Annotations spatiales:

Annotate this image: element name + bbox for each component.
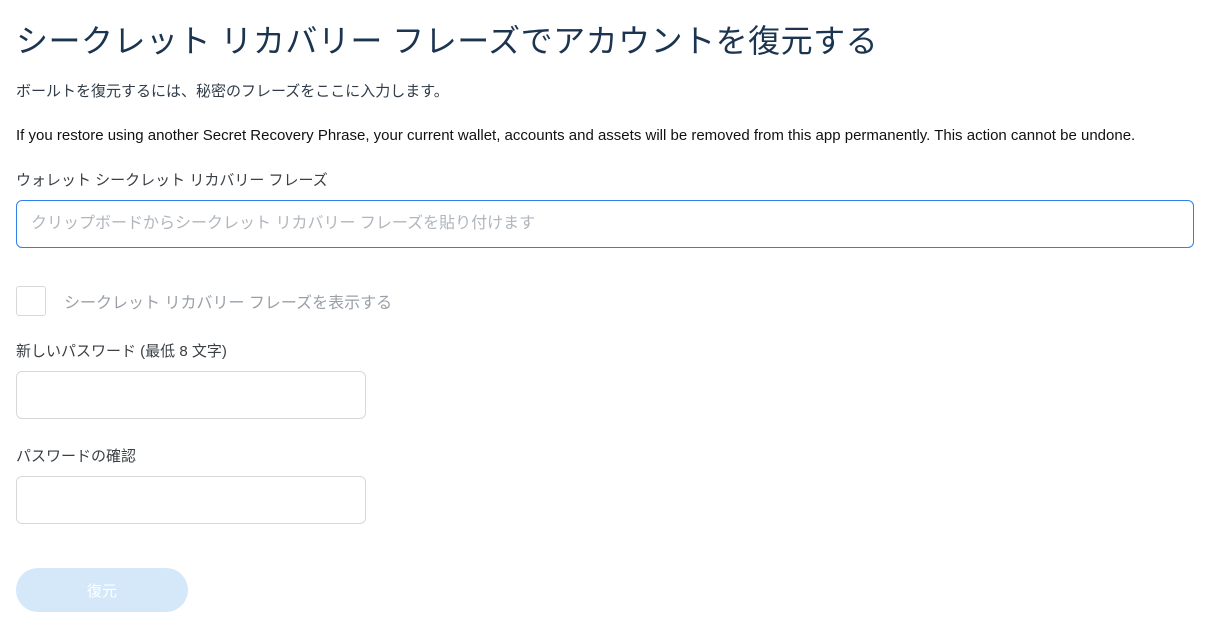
new-password-input[interactable] bbox=[16, 371, 366, 419]
new-password-label: 新しいパスワード (最低 8 文字) bbox=[16, 340, 1194, 361]
confirm-password-input[interactable] bbox=[16, 476, 366, 524]
password-section: 新しいパスワード (最低 8 文字) パスワードの確認 bbox=[16, 340, 1194, 524]
page-subtitle: ボールトを復元するには、秘密のフレーズをここに入力します。 bbox=[16, 80, 1194, 104]
warning-text: If you restore using another Secret Reco… bbox=[16, 124, 1194, 147]
srp-input[interactable] bbox=[16, 200, 1194, 248]
show-srp-row: シークレット リカバリー フレーズを表示する bbox=[16, 286, 1194, 316]
page-title: シークレット リカバリー フレーズでアカウントを復元する bbox=[16, 16, 1194, 62]
show-srp-label: シークレット リカバリー フレーズを表示する bbox=[64, 289, 392, 313]
srp-input-label: ウォレット シークレット リカバリー フレーズ bbox=[16, 169, 1194, 190]
restore-button[interactable]: 復元 bbox=[16, 568, 188, 612]
confirm-password-label: パスワードの確認 bbox=[16, 445, 1194, 466]
show-srp-checkbox[interactable] bbox=[16, 286, 46, 316]
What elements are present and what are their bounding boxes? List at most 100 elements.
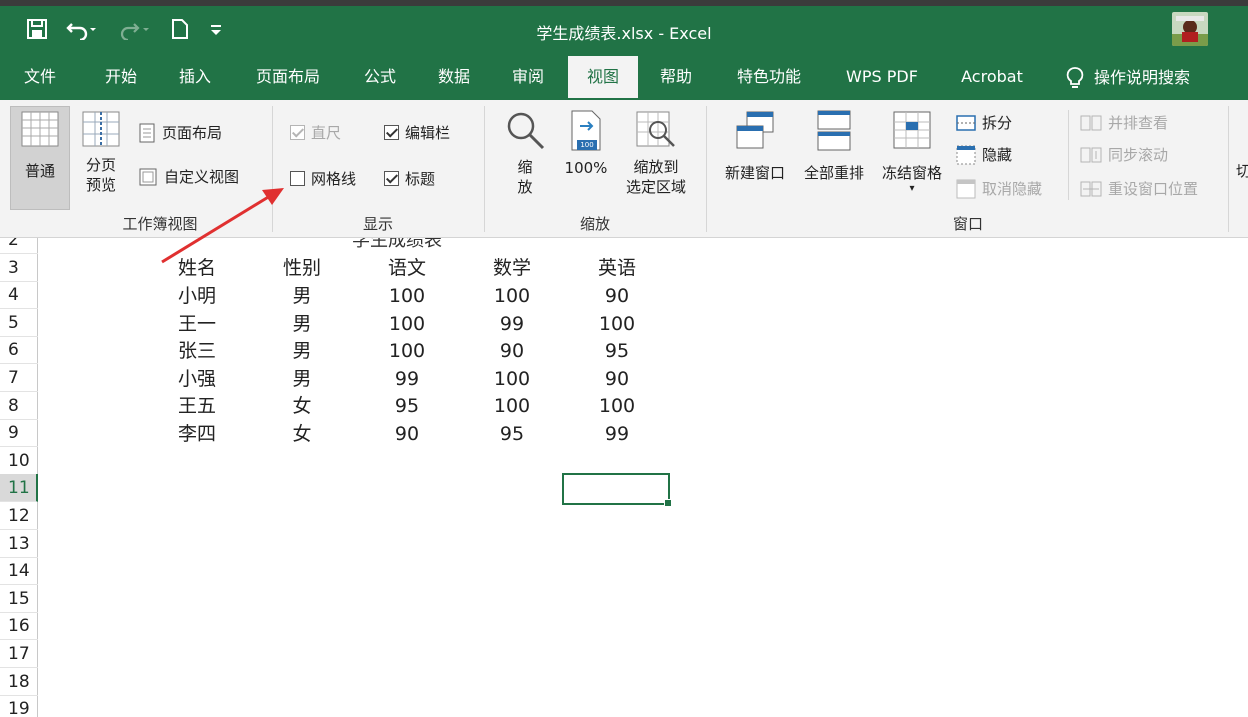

> Objectif: Présentez l'ensemble des entrées ci-dessus sous forme de liste numérotée, en omettant les lignes vides et les images.

> Réponse:
1. Annotate this image: element name + bbox for each component.
2. new-password-input[interactable] bbox=[16, 371, 366, 419]
3. new-password-label: 新しいパスワード (最低 8 文字) bbox=[16, 340, 1194, 361]
4. confirm-password-input[interactable] bbox=[16, 476, 366, 524]
5. password-section: 新しいパスワード (最低 8 文字) パスワードの確認 bbox=[16, 340, 1194, 524]
6. page-subtitle: ボールトを復元するには、秘密のフレーズをここに入力します。 bbox=[16, 80, 1194, 104]
7. warning-text: If you restore using another Secret Reco… bbox=[16, 124, 1194, 147]
8. srp-input[interactable] bbox=[16, 200, 1194, 248]
9. show-srp-row: シークレット リカバリー フレーズを表示する bbox=[16, 286, 1194, 316]
10. page-title: シークレット リカバリー フレーズでアカウントを復元する bbox=[16, 16, 1194, 62]
11. show-srp-label: シークレット リカバリー フレーズを表示する bbox=[64, 289, 392, 313]
12. srp-input-label: ウォレット シークレット リカバリー フレーズ bbox=[16, 169, 1194, 190]
13. restore-button[interactable]: 復元 bbox=[16, 568, 188, 612]
14. confirm-password-label: パスワードの確認 bbox=[16, 445, 1194, 466]
15. show-srp-checkbox[interactable] bbox=[16, 286, 46, 316]
16. What elements are present and what are their bounding boxes? List at most 100 elements.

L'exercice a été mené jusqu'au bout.